GIVEN PROBLEM. Copy all lines of the listing that include the string "Γεώργιος".

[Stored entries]
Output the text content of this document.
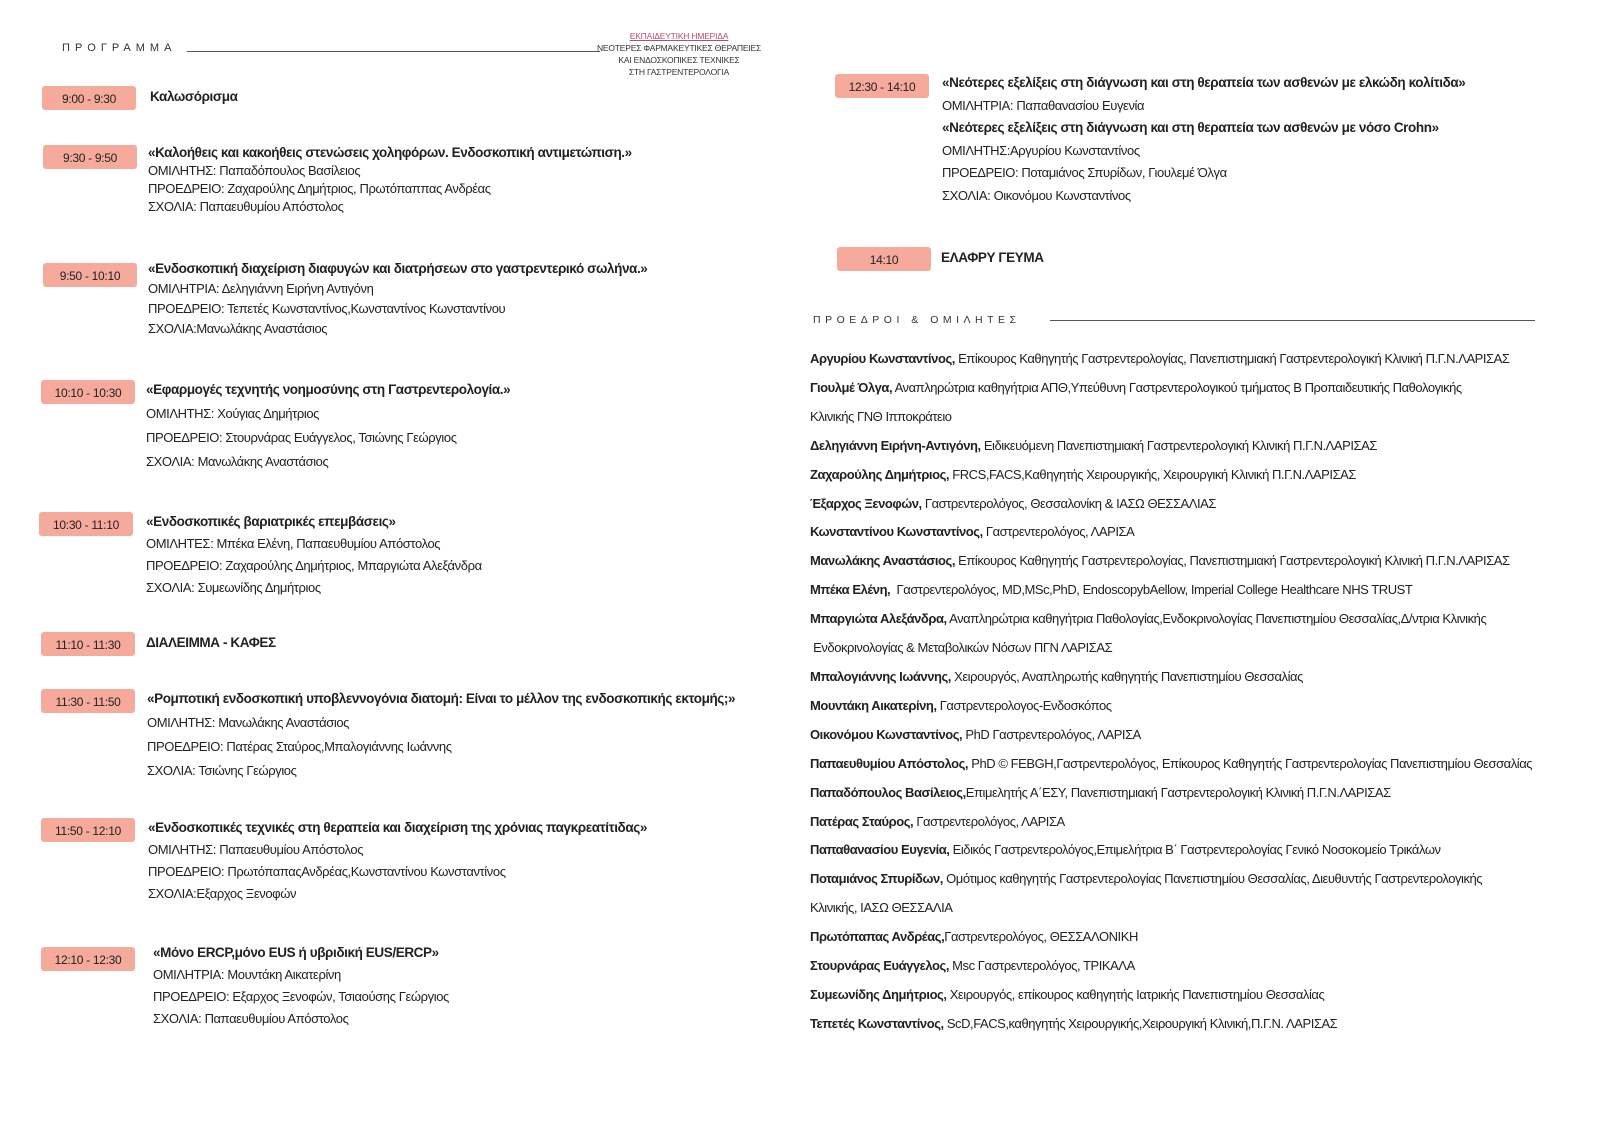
ΠΡΟΓΡΑΜΜΑ
ΕΚΠΑΙΔΕΥΤΙΚΗ ΗΜΕΡΙΔΑ
ΝΕΟΤΕΡΕΣ ΦΑΡΜΑΚΕΥΤΙΚΕΣ ΘΕΡΑΠΕΙΕΣ
ΚΑΙ ΕΝΔΟΣΚΟΠΙΚΕΣ ΤΕΧΝΙΚΕΣ
ΣΤΗ ΓΑΣΤΡΕΝΤΕΡΟΛΟΓΙΑ
9:00 - 9:30	Καλωσόρισμα
9:30 - 9:50	«Καλοήθεις και κακοήθεις στενώσεις χοληφόρων. Ενδοσκοπική αντιμετώπιση.»
ΟΜΙΛΗΤΗΣ: Παπαδόπουλος Βασίλειος
ΠΡΟΕΔΡΕΙΟ: Ζαχαρούλης Δημήτριος, Πρωτόπαππας Ανδρέας
ΣΧΟΛΙΑ: Παπαευθυμίου Απόστολος
9:50 - 10:10	«Ενδοσκοπική διαχείριση διαφυγών και διατρήσεων στο γαστρεντερικό σωλήνα.»
ΟΜΙΛΗΤΡΙΑ: Δεληγιάννη Ειρήνη Αντιγόνη
ΠΡΟΕΔΡΕΙΟ: Τεπετές Κωνσταντίνος,Κωνσταντίνος Κωνσταντίνου
ΣΧΟΛΙΑ:Μανωλάκης Αναστάσιος
10:10 - 10:30	«Εφαρμογές τεχνητής νοημοσύνης στη Γαστρεντερολογία.»
ΟΜΙΛΗΤΗΣ: Χούγιας Δημήτριος
ΠΡΟΕΔΡΕΙΟ: Στουρνάρας Ευάγγελος, Τσιώνης Γεώργιος
ΣΧΟΛΙΑ: Μανωλάκης Αναστάσιος
10:30 - 11:10	«Ενδοσκοπικές βαριατρικές επεμβάσεις»
ΟΜΙΛΗΤΕΣ: Μπέκα Ελένη, Παπαευθυμίου Απόστολος
ΠΡΟΕΔΡΕΙΟ: Ζαχαρούλης Δημήτριος, Μπαργιώτα Αλεξάνδρα
ΣΧΟΛΙΑ: Συμεωνίδης Δημήτριος
11:10 - 11:30	ΔΙΑΛΕΙΜΜΑ - ΚΑΦΕΣ
11:30 - 11:50	«Ρομποτική ενδοσκοπική υποβλεννογόνια διατομή: Είναι το μέλλον της ενδοσκοπικής εκτομής;»
ΟΜΙΛΗΤΗΣ: Μανωλάκης Αναστάσιος
ΠΡΟΕΔΡΕΙΟ: Πατέρας Σταύρος,Μπαλογιάννης Ιωάννης
ΣΧΟΛΙΑ: Τσιώνης Γεώργιος
11:50 - 12:10	«Ενδοσκοπικές τεχνικές στη θεραπεία και διαχείριση της χρόνιας παγκρεατίτιδας»
ΟΜΙΛΗΤΗΣ: Παπαευθυμίου Απόστολος
ΠΡΟΕΔΡΕΙΟ: ΠρωτόπαπαςΑνδρέας,Κωνσταντίνου Κωνσταντίνος
ΣΧΟΛΙΑ:Εξαρχος Ξενοφών
12:10 - 12:30	«Μόνο ERCP,μόνο EUS ή υβριδική EUS/ERCP»
ΟΜΙΛΗΤΡΙΑ: Μουντάκη Αικατερίνη
ΠΡΟΕΔΡΕΙΟ: Εξαρχος Ξενοφών, Τσιαούσης Γεώργιος
ΣΧΟΛΙΑ: Παπαευθυμίου Απόστολος
12:30 - 14:10	«Νεότερες εξελίξεις στη διάγνωση και στη θεραπεία των ασθενών με ελκώδη κολίτιδα»
ΟΜΙΛΗΤΡΙΑ: Παπαθανασίου Ευγενία
«Νεότερες εξελίξεις στη διάγνωση και στη θεραπεία των ασθενών με νόσο Crohn»
ΟΜΙΛΗΤΗΣ:Αργυρίου Κωνσταντίνος
ΠΡΟΕΔΡΕΙΟ: Ποταμιάνος Σπυρίδων, Γιουλεμέ Όλγα
ΣΧΟΛΙΑ: Οικονόμου Κωνσταντίνος
14:10	ΕΛΑΦΡΥ ΓΕΥΜΑ
ΠΡΟΕΔΡΟΙ & ΟΜΙΛΗΤΕΣ
Αργυρίου Κωνσταντίνος, Επίκουρος Καθηγητής Γαστρεντερολογίας, Πανεπιστημιακή Γαστρεντερολογική Κλινική Π.Γ.Ν.ΛΑΡΙΣΑΣ
Γιουλμέ Όλγα, Αναπληρώτρια καθηγήτρια ΑΠΘ,Υπεύθυνη Γαστρεντερολογικού τμήματος Β Προπαιδευτικής Παθολογικής
Κλινικής ΓΝΘ Ιπποκράτειο
Δεληγιάννη Ειρήνη-Αντιγόνη, Ειδικευόμενη Πανεπιστημιακή Γαστρεντερολογική Κλινική Π.Γ.Ν.ΛΑΡΙΣΑΣ
Ζαχαρούλης Δημήτριος, FRCS,FACS,Καθηγητής Χειρουργικής, Χειρουργική Κλινική Π.Γ.Ν.ΛΑΡΙΣΑΣ
Έξαρχος Ξενοφών, Γαστρεντερολόγος, Θεσσαλονίκη & ΙΑΣΩ ΘΕΣΣΑΛΙΑΣ
Κωνσταντίνου Κωνσταντίνος, Γαστρεντερολόγος, ΛΑΡΙΣΑ
Μανωλάκης Αναστάσιος, Επίκουρος Καθηγητής Γαστρεντερολογίας, Πανεπιστημιακή Γαστρεντερολογική Κλινική Π.Γ.Ν.ΛΑΡΙΣΑΣ
Μπέκα Ελένη,  Γαστρεντερολόγος, MD,MSc,PhD, EndoscopybAellow, Imperial College Healthcare NHS TRUST
Μπαργιώτα Αλεξάνδρα, Αναπληρώτρια καθηγήτρια Παθολογίας,Ενδοκρινολογίας Πανεπιστημίου Θεσσαλίας,Δ/ντρια Κλινικής
Ενδοκρινολογίας & Μεταβολικών Νόσων ΠΓΝ ΛΑΡΙΣΑΣ
Μπαλογιάννης Ιωάννης, Χειρουργός, Αναπληρωτής καθηγητής Πανεπιστημίου Θεσσαλίας
Μουντάκη Αικατερίνη, Γαστρεντερολογος-Ενδοσκόπος
Οικονόμου Κωνσταντίνος, PhD Γαστρεντερολόγος, ΛΑΡΙΣΑ
Παπαευθυμίου Απόστολος, PhD © FEBGH,Γαστρεντερολόγος, Επίκουρος Καθηγητής Γαστρεντερολογίας Πανεπιστημίου Θεσσαλίας
Παπαδόπουλος Βασίλειος,Επιμελητής Α΄ΕΣΥ, Πανεπιστημιακή Γαστρεντερολογική Κλινική Π.Γ.Ν.ΛΑΡΙΣΑΣ
Πατέρας Σταύρος, Γαστρεντερολόγος, ΛΑΡΙΣΑ
Παπαθανασίου Ευγενία, Ειδικός Γαστρεντερολόγος,Επιμελήτρια Β΄ Γαστρεντερολογίας Γενικό Νοσοκομείο Τρικάλων
Ποταμιάνος Σπυρίδων, Ομότιμος καθηγητής Γαστρεντερολογίας Πανεπιστημίου Θεσσαλίας, Διευθυντής Γαστρεντερολογικής
Κλινικής, ΙΑΣΩ ΘΕΣΣΑΛΙΑ
Πρωτόπαπας Ανδρέας,Γαστρεντερολόγος, ΘΕΣΣΑΛΟΝΙΚΗ
Στουρνάρας Ευάγγελος, Msc Γαστρεντερολόγος, ΤΡΙΚΑΛΑ
Συμεωνίδης Δημήτριος, Χειρουργός, επίκουρος καθηγητής Ιατρικής Πανεπιστημίου Θεσσαλίας
Τεπετές Κωνσταντίνος, ScD,FACS,καθηγητής Χειρουργικής,Χειρουργική Κλινική,Π.Γ.Ν. ΛΑΡΙΣΑΣ
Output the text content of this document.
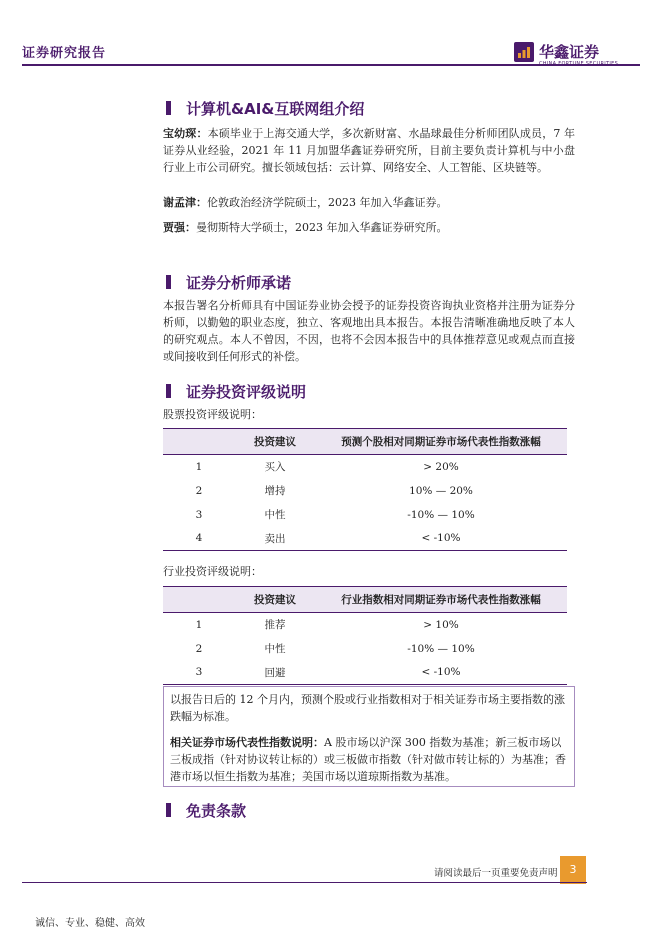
证券研究报告	华鑫证券
计算机&AI&互联网组介绍
宝幼琛：本硕毕业于上海交通大学，多次新财富、水晶球最佳分析师团队成员，7 年证券从业经验，2021 年 11 月加盟华鑫证券研究所，目前主要负责计算机与中小盘行业上市公司研究。擅长领域包括：云计算、网络安全、人工智能、区块链等。
谢孟津：伦敦政治经济学院硕士，2023 年加入华鑫证券。
贾强：曼彻斯特大学硕士，2023 年加入华鑫证券研究所。
证券分析师承诺
本报告署名分析师具有中国证券业协会授予的证券投资咨询执业资格并注册为证券分析师，以勤勉的职业态度，独立、客观地出具本报告。本报告清晰准确地反映了本人的研究观点。本人不曾因，不因，也将不会因本报告中的具体推荐意见或观点而直接或间接收到任何形式的补偿。
证券投资评级说明
股票投资评级说明：
	投资建议	预测个股相对同期证券市场代表性指数涨幅
1	买入	> 20%
2	增持	10% — 20%
3	中性	-10% — 10%
4	卖出	< -10%
行业投资评级说明：
	投资建议	行业指数相对同期证券市场代表性指数涨幅
1	推荐	> 10%
2	中性	-10% — 10%
3	回避	< -10%
以报告日后的 12 个月内，预测个股或行业指数相对于相关证券市场主要指数的涨跌幅为标准。
相关证券市场代表性指数说明：A 股市场以沪深 300 指数为基准；新三板市场以三板成指（针对协议转让标的）或三板做市指数（针对做市转让标的）为基准；香港市场以恒生指数为基准；美国市场以道琼斯指数为基准。
免责条款
请阅读最后一页重要免责声明	3
诚信、专业、稳健、高效
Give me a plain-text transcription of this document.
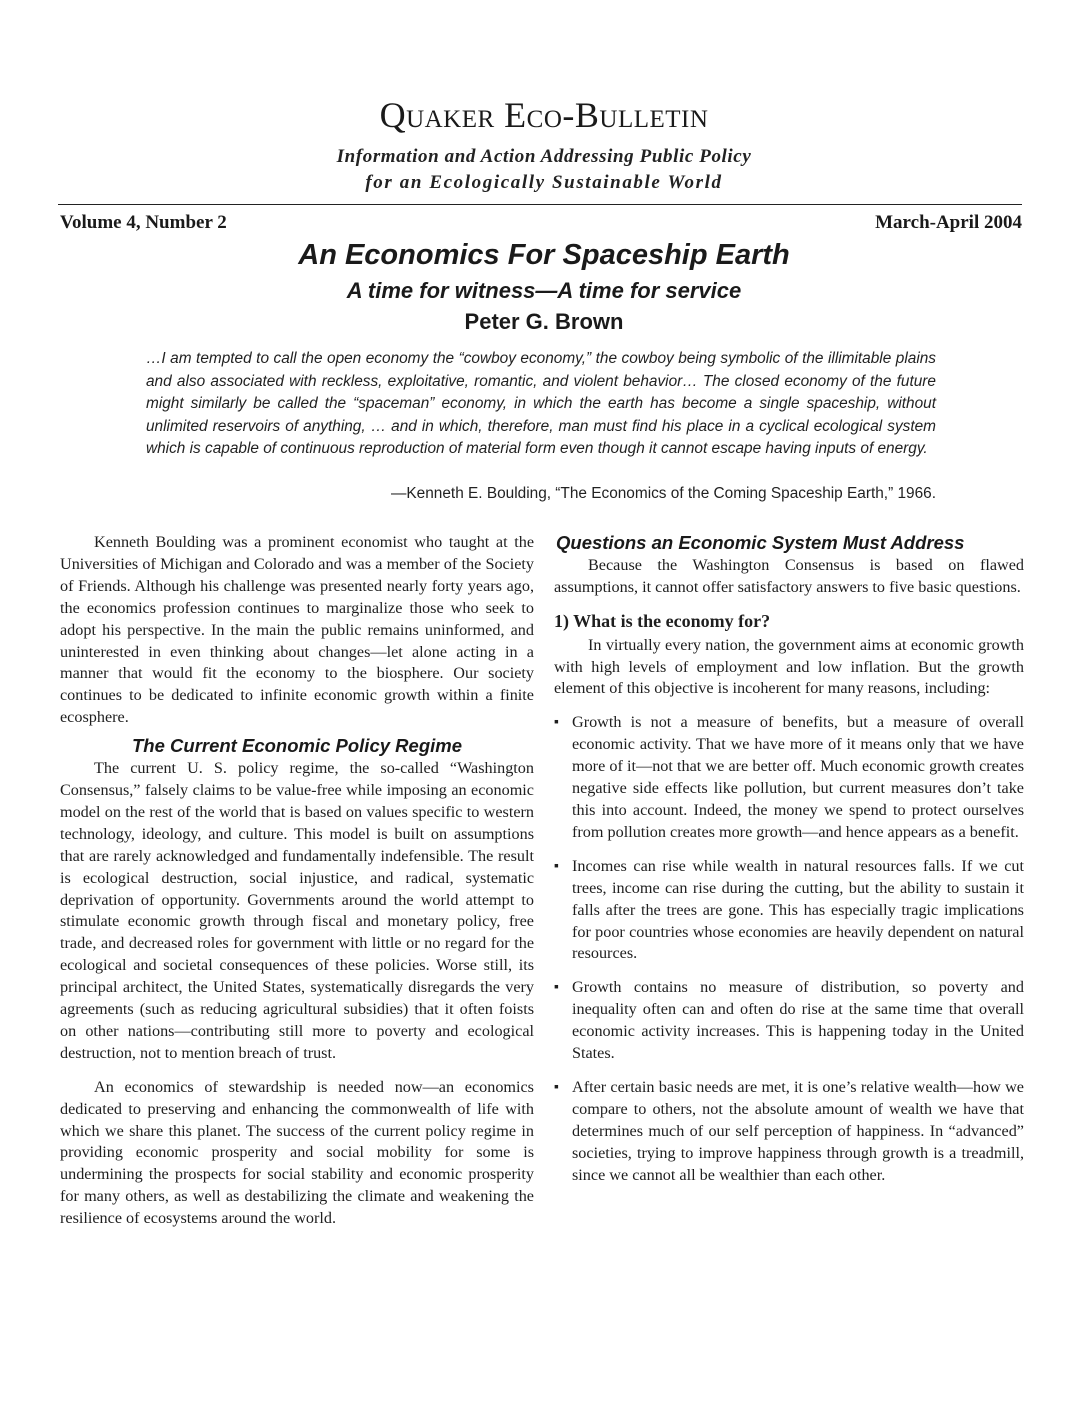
Quaker Eco-Bulletin
Information and Action Addressing Public Policy
for an Ecologically Sustainable World
Volume 4, Number 2	March-April 2004
An Economics For Spaceship Earth
A time for witness—A time for service
Peter G. Brown
…I am tempted to call the open economy the “cowboy economy,” the cowboy being symbolic of the illimitable plains and also associated with reckless, exploitative, romantic, and violent behavior… The closed economy of the future might similarly be called the “spaceman” economy, in which the earth has become a single spaceship, without unlimited reservoirs of anything, … and in which, therefore, man must find his place in a cyclical ecological system which is capable of continuous reproduction of material form even though it cannot escape having inputs of energy.
—Kenneth E. Boulding, “The Economics of the Coming Spaceship Earth,” 1966.

Kenneth Boulding was a prominent economist who taught at the Universities of Michigan and Colorado and was a member of the Society of Friends. Although his challenge was presented nearly forty years ago, the economics profession continues to marginalize those who seek to adopt his perspective. In the main the public remains uninformed, and uninterested in even thinking about changes—let alone acting in a manner that would fit the economy to the biosphere. Our society continues to be dedicated to infinite economic growth within a finite ecosphere.

The Current Economic Policy Regime

The current U. S. policy regime, the so-called “Washington Consensus,” falsely claims to be value-free while imposing an economic model on the rest of the world that is based on values specific to western technology, ideology, and culture. This model is built on assumptions that are rarely acknowledged and fundamentally indefensible. The result is ecological destruction, social injustice, and radical, systematic deprivation of opportunity. Governments around the world attempt to stimulate economic growth through fiscal and monetary policy, free trade, and decreased roles for government with little or no regard for the ecological and societal consequences of these policies. Worse still, its principal architect, the United States, systematically disregards the very agreements (such as reducing agricultural subsidies) that it often foists on other nations—contributing still more to poverty and ecological destruction, not to mention breach of trust.

An economics of stewardship is needed now—an economics dedicated to preserving and enhancing the commonwealth of life with which we share this planet. The success of the current policy regime in providing economic prosperity and social mobility for some is undermining the prospects for social stability and economic prosperity for many others, as well as destabilizing the climate and weakening the resilience of ecosystems around the world.

Questions an Economic System Must Address

Because the Washington Consensus is based on flawed assumptions, it cannot offer satisfactory answers to five basic questions.

1) What is the economy for?

In virtually every nation, the government aims at economic growth with high levels of employment and low inflation. But the growth element of this objective is incoherent for many reasons, including:

▪ Growth is not a measure of benefits, but a measure of overall economic activity. That we have more of it means only that we have more of it—not that we are better off. Much economic growth creates negative side effects like pollution, but current measures don’t take this into account. Indeed, the money we spend to protect ourselves from pollution creates more growth—and hence appears as a benefit.
▪ Incomes can rise while wealth in natural resources falls. If we cut trees, income can rise during the cutting, but the ability to sustain it falls after the trees are gone. This has especially tragic implications for poor countries whose economies are heavily dependent on natural resources.
▪ Growth contains no measure of distribution, so poverty and inequality often can and often do rise at the same time that overall economic activity increases. This is happening today in the United States.
▪ After certain basic needs are met, it is one’s relative wealth—how we compare to others, not the absolute amount of wealth we have that determines much of our self perception of happiness. In “advanced” societies, trying to improve happiness through growth is a treadmill, since we cannot all be wealthier than each other.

ANSWER FOR THE TASK.
ΠΡΟΕΔΡΕΙΟ: Στουρνάρας Ευάγγελος, Τσιώνης Γεώργιος
ΣΧΟΛΙΑ: Τσιώνης Γεώργιος
ΠΡΟΕΔΡΕΙΟ: Εξαρχος Ξενοφών, Τσιαούσης Γεώργιος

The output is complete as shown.